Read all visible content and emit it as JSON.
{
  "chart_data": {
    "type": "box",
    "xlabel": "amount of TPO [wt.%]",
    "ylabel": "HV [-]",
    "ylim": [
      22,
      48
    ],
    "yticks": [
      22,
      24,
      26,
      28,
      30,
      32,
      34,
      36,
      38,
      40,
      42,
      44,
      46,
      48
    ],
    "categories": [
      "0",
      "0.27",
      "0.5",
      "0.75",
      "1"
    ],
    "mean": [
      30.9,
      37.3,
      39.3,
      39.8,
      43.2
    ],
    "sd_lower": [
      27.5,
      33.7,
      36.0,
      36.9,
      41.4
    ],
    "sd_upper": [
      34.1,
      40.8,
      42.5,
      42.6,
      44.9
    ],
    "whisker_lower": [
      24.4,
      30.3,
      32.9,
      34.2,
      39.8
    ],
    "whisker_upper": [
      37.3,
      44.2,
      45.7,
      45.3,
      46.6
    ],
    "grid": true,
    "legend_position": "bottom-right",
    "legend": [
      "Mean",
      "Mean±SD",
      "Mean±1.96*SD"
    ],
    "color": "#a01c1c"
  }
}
*****
BRIEF: Each line of the listing should be echoed back exactly.

RESULT OF THIS TASK:
Read all visible content and emit it as JSON.
{
  "chart_data": {
    "type": "box",
    "xlabel": "amount of TPO [wt.%]",
    "ylabel": "HV [-]",
    "ylim": [
      22,
      48
    ],
    "yticks": [
      22,
      24,
      26,
      28,
      30,
      32,
      34,
      36,
      38,
      40,
      42,
      44,
      46,
      48
    ],
    "categories": [
      "0",
      "0.27",
      "0.5",
      "0.75",
      "1"
    ],
    "mean": [
      30.9,
      37.3,
      39.3,
      39.8,
      43.2
    ],
    "sd_lower": [
      27.5,
      33.7,
      36.0,
      36.9,
      41.4
    ],
    "sd_upper": [
      34.1,
      40.8,
      42.5,
      42.6,
      44.9
    ],
    "whisker_lower": [
      24.4,
      30.3,
      32.9,
      34.2,
      39.8
    ],
    "whisker_upper": [
      37.3,
      44.2,
      45.7,
      45.3,
      46.6
    ],
    "grid": true,
    "legend_position": "bottom-right",
    "legend": [
      "Mean",
      "Mean±SD",
      "Mean±1.96*SD"
    ],
    "color": "#a01c1c"
  }
}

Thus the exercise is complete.